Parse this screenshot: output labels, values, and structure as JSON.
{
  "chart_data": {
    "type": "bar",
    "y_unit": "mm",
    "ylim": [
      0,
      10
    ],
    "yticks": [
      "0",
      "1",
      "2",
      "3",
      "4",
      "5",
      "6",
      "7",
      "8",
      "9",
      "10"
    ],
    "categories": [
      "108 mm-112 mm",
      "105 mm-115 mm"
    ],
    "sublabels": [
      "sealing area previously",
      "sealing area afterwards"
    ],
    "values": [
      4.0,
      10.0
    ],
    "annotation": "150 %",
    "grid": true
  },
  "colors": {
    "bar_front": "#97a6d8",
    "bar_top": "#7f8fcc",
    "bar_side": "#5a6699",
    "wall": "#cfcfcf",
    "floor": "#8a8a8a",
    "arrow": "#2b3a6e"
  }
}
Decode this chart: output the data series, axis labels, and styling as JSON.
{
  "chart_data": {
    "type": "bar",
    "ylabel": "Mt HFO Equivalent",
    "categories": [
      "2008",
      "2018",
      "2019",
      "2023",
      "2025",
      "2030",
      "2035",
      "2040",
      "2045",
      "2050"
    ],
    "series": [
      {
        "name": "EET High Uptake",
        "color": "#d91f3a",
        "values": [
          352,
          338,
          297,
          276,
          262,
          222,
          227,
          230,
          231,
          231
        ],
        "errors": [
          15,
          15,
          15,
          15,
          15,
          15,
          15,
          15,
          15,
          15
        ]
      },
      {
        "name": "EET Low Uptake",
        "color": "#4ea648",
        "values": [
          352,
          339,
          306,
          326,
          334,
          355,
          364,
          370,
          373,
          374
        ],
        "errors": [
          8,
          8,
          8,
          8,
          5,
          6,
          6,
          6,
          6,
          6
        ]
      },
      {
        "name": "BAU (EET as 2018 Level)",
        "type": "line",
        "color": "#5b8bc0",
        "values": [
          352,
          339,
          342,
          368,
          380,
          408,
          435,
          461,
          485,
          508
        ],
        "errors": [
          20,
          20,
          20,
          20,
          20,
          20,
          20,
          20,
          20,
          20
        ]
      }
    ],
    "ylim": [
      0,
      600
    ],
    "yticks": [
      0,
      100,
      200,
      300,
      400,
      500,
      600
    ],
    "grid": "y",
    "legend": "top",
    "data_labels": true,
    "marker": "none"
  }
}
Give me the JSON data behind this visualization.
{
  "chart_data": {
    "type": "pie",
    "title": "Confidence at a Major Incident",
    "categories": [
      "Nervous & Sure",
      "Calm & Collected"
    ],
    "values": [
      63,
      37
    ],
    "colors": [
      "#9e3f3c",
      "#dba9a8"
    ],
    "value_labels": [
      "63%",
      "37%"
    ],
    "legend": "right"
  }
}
---+---
#### What to work on
Please quote the records above exactly, without skipping a line.

#### Exercise output
Parse this screenshot: output labels, values, and structure as JSON.
{
  "chart_data": {
    "type": "bar",
    "y_unit": "mm",
    "ylim": [
      0,
      10
    ],
    "yticks": [
      "0",
      "1",
      "2",
      "3",
      "4",
      "5",
      "6",
      "7",
      "8",
      "9",
      "10"
    ],
    "categories": [
      "108 mm-112 mm",
      "105 mm-115 mm"
    ],
    "sublabels": [
      "sealing area previously",
      "sealing area afterwards"
    ],
    "values": [
      4.0,
      10.0
    ],
    "annotation": "150 %",
    "grid": true
  },
  "colors": {
    "bar_front": "#97a6d8",
    "bar_top": "#7f8fcc",
    "bar_side": "#5a6699",
    "wall": "#cfcfcf",
    "floor": "#8a8a8a",
    "arrow": "#2b3a6e"
  }
}
Decode this chart: output the data series, axis labels, and styling as JSON.
{
  "chart_data": {
    "type": "bar",
    "ylabel": "Mt HFO Equivalent",
    "categories": [
      "2008",
      "2018",
      "2019",
      "2023",
      "2025",
      "2030",
      "2035",
      "2040",
      "2045",
      "2050"
    ],
    "series": [
      {
        "name": "EET High Uptake",
        "color": "#d91f3a",
        "values": [
          352,
          338,
          297,
          276,
          262,
          222,
          227,
          230,
          231,
          231
        ],
        "errors": [
          15,
          15,
          15,
          15,
          15,
          15,
          15,
          15,
          15,
          15
        ]
      },
      {
        "name": "EET Low Uptake",
        "color": "#4ea648",
        "values": [
          352,
          339,
          306,
          326,
          334,
          355,
          364,
          370,
          373,
          374
        ],
        "errors": [
          8,
          8,
          8,
          8,
          5,
          6,
          6,
          6,
          6,
          6
        ]
      },
      {
        "name": "BAU (EET as 2018 Level)",
        "type": "line",
        "color": "#5b8bc0",
        "values": [
          352,
          339,
          342,
          368,
          380,
          408,
          435,
          461,
          485,
          508
        ],
        "errors": [
          20,
          20,
          20,
          20,
          20,
          20,
          20,
          20,
          20,
          20
        ]
      }
    ],
    "ylim": [
      0,
      600
    ],
    "yticks": [
      0,
      100,
      200,
      300,
      400,
      500,
      600
    ],
    "grid": "y",
    "legend": "top",
    "data_labels": true,
    "marker": "none"
  }
}
Give me the JSON data behind this visualization.
{
  "chart_data": {
    "type": "pie",
    "title": "Confidence at a Major Incident",
    "categories": [
      "Nervous & Sure",
      "Calm & Collected"
    ],
    "values": [
      63,
      37
    ],
    "colors": [
      "#9e3f3c",
      "#dba9a8"
    ],
    "value_labels": [
      "63%",
      "37%"
    ],
    "legend": "right"
  }
}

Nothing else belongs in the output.